[Figure dataset records]
☆ ☆ ☆

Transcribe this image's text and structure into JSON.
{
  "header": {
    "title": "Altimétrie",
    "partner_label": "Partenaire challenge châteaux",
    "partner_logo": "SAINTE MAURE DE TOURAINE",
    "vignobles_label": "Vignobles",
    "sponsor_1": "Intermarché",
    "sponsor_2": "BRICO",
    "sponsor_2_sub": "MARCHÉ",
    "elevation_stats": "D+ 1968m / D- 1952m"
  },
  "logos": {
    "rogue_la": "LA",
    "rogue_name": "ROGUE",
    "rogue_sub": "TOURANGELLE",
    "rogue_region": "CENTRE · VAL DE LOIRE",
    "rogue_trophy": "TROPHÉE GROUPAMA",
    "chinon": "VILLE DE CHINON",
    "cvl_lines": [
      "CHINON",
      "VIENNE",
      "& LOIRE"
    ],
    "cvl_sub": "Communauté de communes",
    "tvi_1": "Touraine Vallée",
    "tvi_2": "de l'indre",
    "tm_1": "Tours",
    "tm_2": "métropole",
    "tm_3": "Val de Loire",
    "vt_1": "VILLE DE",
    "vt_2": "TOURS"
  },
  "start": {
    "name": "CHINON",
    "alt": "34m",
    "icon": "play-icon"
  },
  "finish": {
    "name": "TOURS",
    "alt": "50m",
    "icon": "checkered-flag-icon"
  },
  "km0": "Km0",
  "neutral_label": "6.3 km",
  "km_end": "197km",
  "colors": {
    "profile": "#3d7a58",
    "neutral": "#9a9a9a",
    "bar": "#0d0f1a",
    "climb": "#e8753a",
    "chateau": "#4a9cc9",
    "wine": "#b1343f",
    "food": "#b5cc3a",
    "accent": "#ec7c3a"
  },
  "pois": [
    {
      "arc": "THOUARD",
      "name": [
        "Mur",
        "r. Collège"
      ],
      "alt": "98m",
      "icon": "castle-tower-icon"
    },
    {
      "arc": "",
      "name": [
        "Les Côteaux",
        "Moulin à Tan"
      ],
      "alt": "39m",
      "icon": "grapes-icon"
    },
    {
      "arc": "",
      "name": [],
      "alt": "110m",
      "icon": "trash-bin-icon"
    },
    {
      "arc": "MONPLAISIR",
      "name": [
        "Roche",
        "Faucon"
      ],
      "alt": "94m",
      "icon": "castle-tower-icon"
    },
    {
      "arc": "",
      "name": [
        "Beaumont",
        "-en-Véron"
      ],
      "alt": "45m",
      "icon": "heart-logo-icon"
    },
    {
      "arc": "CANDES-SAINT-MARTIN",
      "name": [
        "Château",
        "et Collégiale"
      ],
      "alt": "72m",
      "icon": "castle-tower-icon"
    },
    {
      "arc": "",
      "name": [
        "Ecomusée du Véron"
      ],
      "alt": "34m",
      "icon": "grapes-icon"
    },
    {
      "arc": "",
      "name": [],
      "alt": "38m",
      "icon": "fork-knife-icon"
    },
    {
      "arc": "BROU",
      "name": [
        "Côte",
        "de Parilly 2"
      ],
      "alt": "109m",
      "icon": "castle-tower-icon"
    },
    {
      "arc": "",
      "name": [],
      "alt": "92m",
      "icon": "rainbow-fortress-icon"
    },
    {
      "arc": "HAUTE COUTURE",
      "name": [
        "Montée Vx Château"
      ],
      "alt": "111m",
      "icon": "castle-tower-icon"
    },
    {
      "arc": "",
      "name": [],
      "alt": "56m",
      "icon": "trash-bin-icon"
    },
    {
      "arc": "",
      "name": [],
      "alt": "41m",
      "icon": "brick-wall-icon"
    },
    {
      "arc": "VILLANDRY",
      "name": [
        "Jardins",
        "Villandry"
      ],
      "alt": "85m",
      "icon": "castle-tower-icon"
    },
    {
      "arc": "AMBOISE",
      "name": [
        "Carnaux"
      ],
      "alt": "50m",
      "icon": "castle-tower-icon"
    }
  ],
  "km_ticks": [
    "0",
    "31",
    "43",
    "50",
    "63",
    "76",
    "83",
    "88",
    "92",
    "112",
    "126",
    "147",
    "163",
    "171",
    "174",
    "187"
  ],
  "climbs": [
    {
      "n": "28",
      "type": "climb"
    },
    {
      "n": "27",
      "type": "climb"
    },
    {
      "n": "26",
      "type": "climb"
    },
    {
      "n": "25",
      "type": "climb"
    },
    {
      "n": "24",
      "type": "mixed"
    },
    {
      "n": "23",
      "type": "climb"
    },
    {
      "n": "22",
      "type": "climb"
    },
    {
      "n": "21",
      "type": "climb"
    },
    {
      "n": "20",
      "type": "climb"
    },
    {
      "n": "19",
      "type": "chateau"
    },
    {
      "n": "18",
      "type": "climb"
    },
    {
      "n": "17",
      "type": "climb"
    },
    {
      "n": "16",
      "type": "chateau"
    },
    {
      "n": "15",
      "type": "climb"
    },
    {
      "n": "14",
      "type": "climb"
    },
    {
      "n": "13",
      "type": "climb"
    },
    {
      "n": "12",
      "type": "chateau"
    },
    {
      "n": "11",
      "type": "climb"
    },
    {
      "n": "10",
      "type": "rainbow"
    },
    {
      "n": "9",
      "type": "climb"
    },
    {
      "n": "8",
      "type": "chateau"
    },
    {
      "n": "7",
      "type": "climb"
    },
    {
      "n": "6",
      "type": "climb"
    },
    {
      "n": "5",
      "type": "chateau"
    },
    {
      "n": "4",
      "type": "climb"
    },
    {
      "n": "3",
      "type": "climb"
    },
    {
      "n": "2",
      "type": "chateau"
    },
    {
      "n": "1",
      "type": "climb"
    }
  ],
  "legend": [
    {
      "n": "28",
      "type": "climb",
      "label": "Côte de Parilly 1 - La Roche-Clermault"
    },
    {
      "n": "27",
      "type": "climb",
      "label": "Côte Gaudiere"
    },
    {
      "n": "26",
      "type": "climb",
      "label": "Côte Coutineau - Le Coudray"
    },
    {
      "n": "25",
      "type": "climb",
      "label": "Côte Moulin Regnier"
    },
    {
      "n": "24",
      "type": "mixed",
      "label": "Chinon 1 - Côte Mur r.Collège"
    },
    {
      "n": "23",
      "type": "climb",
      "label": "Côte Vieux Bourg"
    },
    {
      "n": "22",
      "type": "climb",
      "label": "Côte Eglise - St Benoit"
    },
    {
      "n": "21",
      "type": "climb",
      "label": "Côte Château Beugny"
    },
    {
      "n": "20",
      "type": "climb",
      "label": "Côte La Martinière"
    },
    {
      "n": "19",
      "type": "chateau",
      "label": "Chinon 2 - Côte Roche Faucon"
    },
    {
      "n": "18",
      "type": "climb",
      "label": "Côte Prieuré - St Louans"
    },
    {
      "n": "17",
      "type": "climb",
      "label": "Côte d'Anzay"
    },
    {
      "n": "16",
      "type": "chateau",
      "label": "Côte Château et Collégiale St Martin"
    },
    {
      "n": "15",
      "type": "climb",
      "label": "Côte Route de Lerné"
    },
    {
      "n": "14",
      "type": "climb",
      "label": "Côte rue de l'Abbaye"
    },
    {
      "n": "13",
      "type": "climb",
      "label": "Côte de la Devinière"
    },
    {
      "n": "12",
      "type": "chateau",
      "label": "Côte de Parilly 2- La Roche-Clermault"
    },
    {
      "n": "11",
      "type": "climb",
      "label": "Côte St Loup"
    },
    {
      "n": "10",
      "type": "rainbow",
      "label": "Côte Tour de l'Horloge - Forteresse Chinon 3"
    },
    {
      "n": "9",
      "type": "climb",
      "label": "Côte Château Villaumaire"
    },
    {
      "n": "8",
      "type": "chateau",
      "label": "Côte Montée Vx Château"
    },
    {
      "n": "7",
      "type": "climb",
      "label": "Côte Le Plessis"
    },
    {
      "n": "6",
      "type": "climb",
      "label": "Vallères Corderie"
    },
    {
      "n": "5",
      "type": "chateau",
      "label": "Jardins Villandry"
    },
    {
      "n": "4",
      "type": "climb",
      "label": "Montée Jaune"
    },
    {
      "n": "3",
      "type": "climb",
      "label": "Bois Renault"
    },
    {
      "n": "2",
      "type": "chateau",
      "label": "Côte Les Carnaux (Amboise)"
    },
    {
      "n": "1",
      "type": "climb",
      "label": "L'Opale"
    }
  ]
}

☆ ☆ ☆

■ WORK TO BE COMPLETED ■
Work through the data and report how many of its lines hold the word "Collégiale", giving only the figure.

■ ANSWER TO THE EXERCISE ■
2